* [Problem statement] The data below should be restated word for word, with every picture omitted.

Stored entries
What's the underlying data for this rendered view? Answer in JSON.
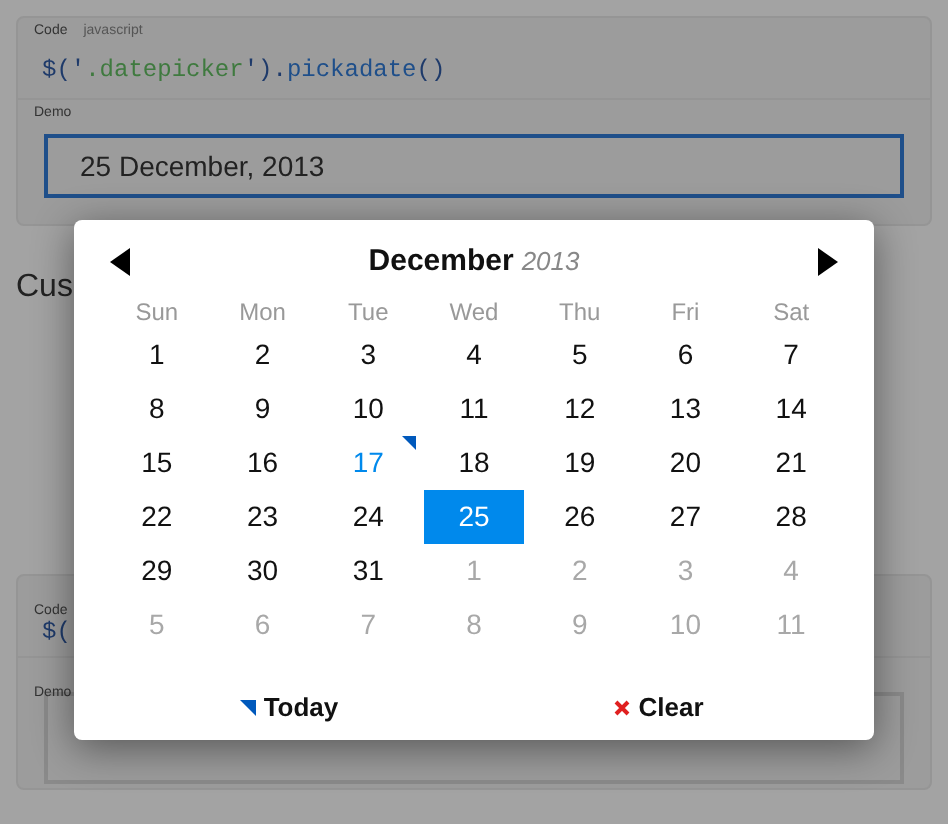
{
  "code_block": {
    "label": "Code",
    "language": "javascript",
    "code_parts": [
      {
        "kind": "punct",
        "text": "$('"
      },
      {
        "kind": "string",
        "text": ".datepicker"
      },
      {
        "kind": "punct",
        "text": "')."
      },
      {
        "kind": "method",
        "text": "pickadate"
      },
      {
        "kind": "punct",
        "text": "()"
      }
    ]
  },
  "demo": {
    "label": "Demo",
    "value": "25 December, 2013",
    "focused": true
  },
  "heading_fragment": "Cus",
  "code_block_2": {
    "label": "Code",
    "code_fragment": "$("
  },
  "demo_2": {
    "label": "Demo"
  },
  "datepicker": {
    "month": "December",
    "year": "2013",
    "weekdays": [
      "Sun",
      "Mon",
      "Tue",
      "Wed",
      "Thu",
      "Fri",
      "Sat"
    ],
    "weeks": [
      [
        {
          "text": "1",
          "outside": false,
          "selected": false,
          "today": false
        },
        {
          "text": "2",
          "outside": false,
          "selected": false,
          "today": false
        },
        {
          "text": "3",
          "outside": false,
          "selected": false,
          "today": false
        },
        {
          "text": "4",
          "outside": false,
          "selected": false,
          "today": false
        },
        {
          "text": "5",
          "outside": false,
          "selected": false,
          "today": false
        },
        {
          "text": "6",
          "outside": false,
          "selected": false,
          "today": false
        },
        {
          "text": "7",
          "outside": false,
          "selected": false,
          "today": false
        }
      ],
      [
        {
          "text": "8",
          "outside": false,
          "selected": false,
          "today": false
        },
        {
          "text": "9",
          "outside": false,
          "selected": false,
          "today": false
        },
        {
          "text": "10",
          "outside": false,
          "selected": false,
          "today": false
        },
        {
          "text": "11",
          "outside": false,
          "selected": false,
          "today": false
        },
        {
          "text": "12",
          "outside": false,
          "selected": false,
          "today": false
        },
        {
          "text": "13",
          "outside": false,
          "selected": false,
          "today": false
        },
        {
          "text": "14",
          "outside": false,
          "selected": false,
          "today": false
        }
      ],
      [
        {
          "text": "15",
          "outside": false,
          "selected": false,
          "today": false
        },
        {
          "text": "16",
          "outside": false,
          "selected": false,
          "today": false
        },
        {
          "text": "17",
          "outside": false,
          "selected": false,
          "today": true
        },
        {
          "text": "18",
          "outside": false,
          "selected": false,
          "today": false
        },
        {
          "text": "19",
          "outside": false,
          "selected": false,
          "today": false
        },
        {
          "text": "20",
          "outside": false,
          "selected": false,
          "today": false
        },
        {
          "text": "21",
          "outside": false,
          "selected": false,
          "today": false
        }
      ],
      [
        {
          "text": "22",
          "outside": false,
          "selected": false,
          "today": false
        },
        {
          "text": "23",
          "outside": false,
          "selected": false,
          "today": false
        },
        {
          "text": "24",
          "outside": false,
          "selected": false,
          "today": false
        },
        {
          "text": "25",
          "outside": false,
          "selected": true,
          "today": false
        },
        {
          "text": "26",
          "outside": false,
          "selected": false,
          "today": false
        },
        {
          "text": "27",
          "outside": false,
          "selected": false,
          "today": false
        },
        {
          "text": "28",
          "outside": false,
          "selected": false,
          "today": false
        }
      ],
      [
        {
          "text": "29",
          "outside": false,
          "selected": false,
          "today": false
        },
        {
          "text": "30",
          "outside": false,
          "selected": false,
          "today": false
        },
        {
          "text": "31",
          "outside": false,
          "selected": false,
          "today": false
        },
        {
          "text": "1",
          "outside": true,
          "selected": false,
          "today": false
        },
        {
          "text": "2",
          "outside": true,
          "selected": false,
          "today": false
        },
        {
          "text": "3",
          "outside": true,
          "selected": false,
          "today": false
        },
        {
          "text": "4",
          "outside": true,
          "selected": false,
          "today": false
        }
      ],
      [
        {
          "text": "5",
          "outside": true,
          "selected": false,
          "today": false
        },
        {
          "text": "6",
          "outside": true,
          "selected": false,
          "today": false
        },
        {
          "text": "7",
          "outside": true,
          "selected": false,
          "today": false
        },
        {
          "text": "8",
          "outside": true,
          "selected": false,
          "today": false
        },
        {
          "text": "9",
          "outside": true,
          "selected": false,
          "today": false
        },
        {
          "text": "10",
          "outside": true,
          "selected": false,
          "today": false
        },
        {
          "text": "11",
          "outside": true,
          "selected": false,
          "today": false
        }
      ]
    ],
    "buttons": [
      {
        "kind": "today",
        "label": "Today"
      },
      {
        "kind": "clear",
        "label": "Clear"
      }
    ]
  }
}
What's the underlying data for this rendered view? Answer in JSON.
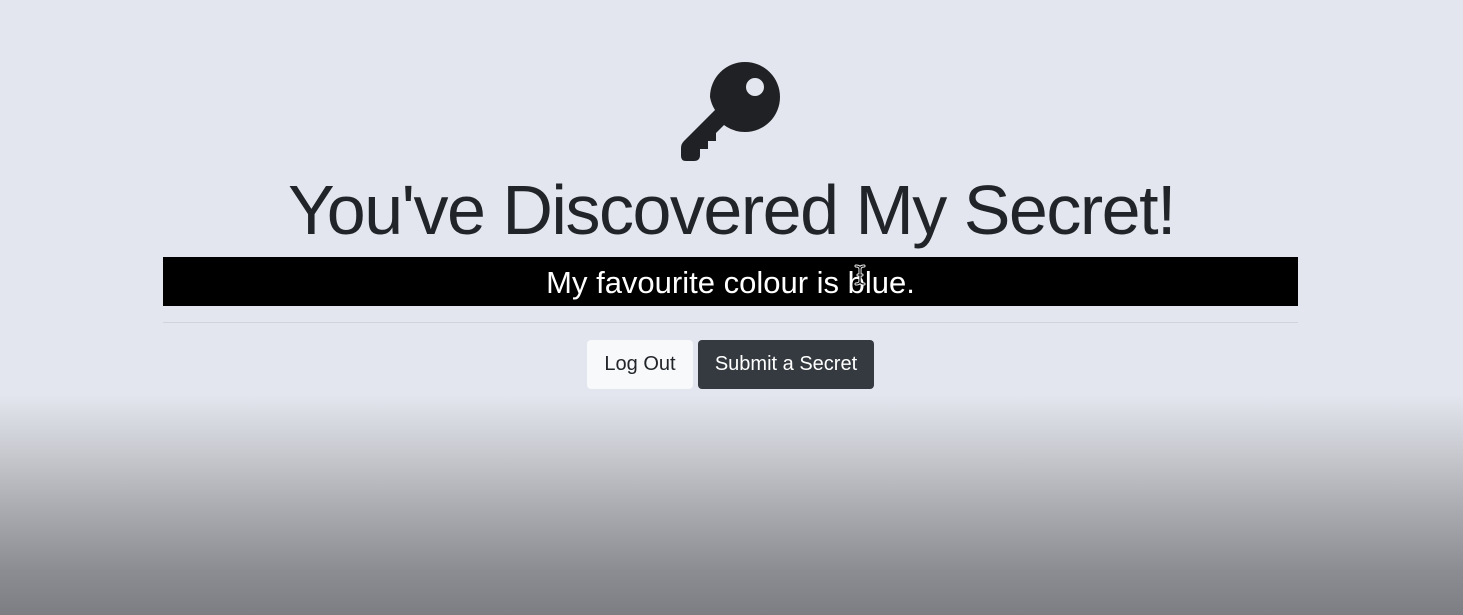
{
  "page": {
    "title": "You've Discovered My Secret!",
    "secret_text": "My favourite colour is blue."
  },
  "icons": {
    "hero": "key-icon",
    "pointer": "text-cursor-icon"
  },
  "buttons": {
    "logout_label": "Log Out",
    "submit_label": "Submit a Secret"
  },
  "colors": {
    "secret_background": "#000000",
    "secret_text": "#ffffff",
    "submit_button": "#343a40",
    "logout_button": "#f8f9fa",
    "title_text": "#212529"
  }
}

* [Problem solution]
What's the underlying data for this rendered view? Answer in JSON.
{
  "code_block": {
    "label": "Code",
    "language": "javascript",
    "code_parts": [
      {
        "kind": "punct",
        "text": "$('"
      },
      {
        "kind": "string",
        "text": ".datepicker"
      },
      {
        "kind": "punct",
        "text": "')."
      },
      {
        "kind": "method",
        "text": "pickadate"
      },
      {
        "kind": "punct",
        "text": "()"
      }
    ]
  },
  "demo": {
    "label": "Demo",
    "value": "25 December, 2013",
    "focused": true
  },
  "heading_fragment": "Cus",
  "code_block_2": {
    "label": "Code",
    "code_fragment": "$("
  },
  "demo_2": {
    "label": "Demo"
  },
  "datepicker": {
    "month": "December",
    "year": "2013",
    "weekdays": [
      "Sun",
      "Mon",
      "Tue",
      "Wed",
      "Thu",
      "Fri",
      "Sat"
    ],
    "weeks": [
      [
        {
          "text": "1",
          "outside": false,
          "selected": false,
          "today": false
        },
        {
          "text": "2",
          "outside": false,
          "selected": false,
          "today": false
        },
        {
          "text": "3",
          "outside": false,
          "selected": false,
          "today": false
        },
        {
          "text": "4",
          "outside": false,
          "selected": false,
          "today": false
        },
        {
          "text": "5",
          "outside": false,
          "selected": false,
          "today": false
        },
        {
          "text": "6",
          "outside": false,
          "selected": false,
          "today": false
        },
        {
          "text": "7",
          "outside": false,
          "selected": false,
          "today": false
        }
      ],
      [
        {
          "text": "8",
          "outside": false,
          "selected": false,
          "today": false
        },
        {
          "text": "9",
          "outside": false,
          "selected": false,
          "today": false
        },
        {
          "text": "10",
          "outside": false,
          "selected": false,
          "today": false
        },
        {
          "text": "11",
          "outside": false,
          "selected": false,
          "today": false
        },
        {
          "text": "12",
          "outside": false,
          "selected": false,
          "today": false
        },
        {
          "text": "13",
          "outside": false,
          "selected": false,
          "today": false
        },
        {
          "text": "14",
          "outside": false,
          "selected": false,
          "today": false
        }
      ],
      [
        {
          "text": "15",
          "outside": false,
          "selected": false,
          "today": false
        },
        {
          "text": "16",
          "outside": false,
          "selected": false,
          "today": false
        },
        {
          "text": "17",
          "outside": false,
          "selected": false,
          "today": true
        },
        {
          "text": "18",
          "outside": false,
          "selected": false,
          "today": false
        },
        {
          "text": "19",
          "outside": false,
          "selected": false,
          "today": false
        },
        {
          "text": "20",
          "outside": false,
          "selected": false,
          "today": false
        },
        {
          "text": "21",
          "outside": false,
          "selected": false,
          "today": false
        }
      ],
      [
        {
          "text": "22",
          "outside": false,
          "selected": false,
          "today": false
        },
        {
          "text": "23",
          "outside": false,
          "selected": false,
          "today": false
        },
        {
          "text": "24",
          "outside": false,
          "selected": false,
          "today": false
        },
        {
          "text": "25",
          "outside": false,
          "selected": true,
          "today": false
        },
        {
          "text": "26",
          "outside": false,
          "selected": false,
          "today": false
        },
        {
          "text": "27",
          "outside": false,
          "selected": false,
          "today": false
        },
        {
          "text": "28",
          "outside": false,
          "selected": false,
          "today": false
        }
      ],
      [
        {
          "text": "29",
          "outside": false,
          "selected": false,
          "today": false
        },
        {
          "text": "30",
          "outside": false,
          "selected": false,
          "today": false
        },
        {
          "text": "31",
          "outside": false,
          "selected": false,
          "today": false
        },
        {
          "text": "1",
          "outside": true,
          "selected": false,
          "today": false
        },
        {
          "text": "2",
          "outside": true,
          "selected": false,
          "today": false
        },
        {
          "text": "3",
          "outside": true,
          "selected": false,
          "today": false
        },
        {
          "text": "4",
          "outside": true,
          "selected": false,
          "today": false
        }
      ],
      [
        {
          "text": "5",
          "outside": true,
          "selected": false,
          "today": false
        },
        {
          "text": "6",
          "outside": true,
          "selected": false,
          "today": false
        },
        {
          "text": "7",
          "outside": true,
          "selected": false,
          "today": false
        },
        {
          "text": "8",
          "outside": true,
          "selected": false,
          "today": false
        },
        {
          "text": "9",
          "outside": true,
          "selected": false,
          "today": false
        },
        {
          "text": "10",
          "outside": true,
          "selected": false,
          "today": false
        },
        {
          "text": "11",
          "outside": true,
          "selected": false,
          "today": false
        }
      ]
    ],
    "buttons": [
      {
        "kind": "today",
        "label": "Today"
      },
      {
        "kind": "clear",
        "label": "Clear"
      }
    ]
  }
}
What's the underlying data for this rendered view? Answer in JSON.
{
  "page": {
    "title": "You've Discovered My Secret!",
    "secret_text": "My favourite colour is blue."
  },
  "icons": {
    "hero": "key-icon",
    "pointer": "text-cursor-icon"
  },
  "buttons": {
    "logout_label": "Log Out",
    "submit_label": "Submit a Secret"
  },
  "colors": {
    "secret_background": "#000000",
    "secret_text": "#ffffff",
    "submit_button": "#343a40",
    "logout_button": "#f8f9fa",
    "title_text": "#212529"
  }
}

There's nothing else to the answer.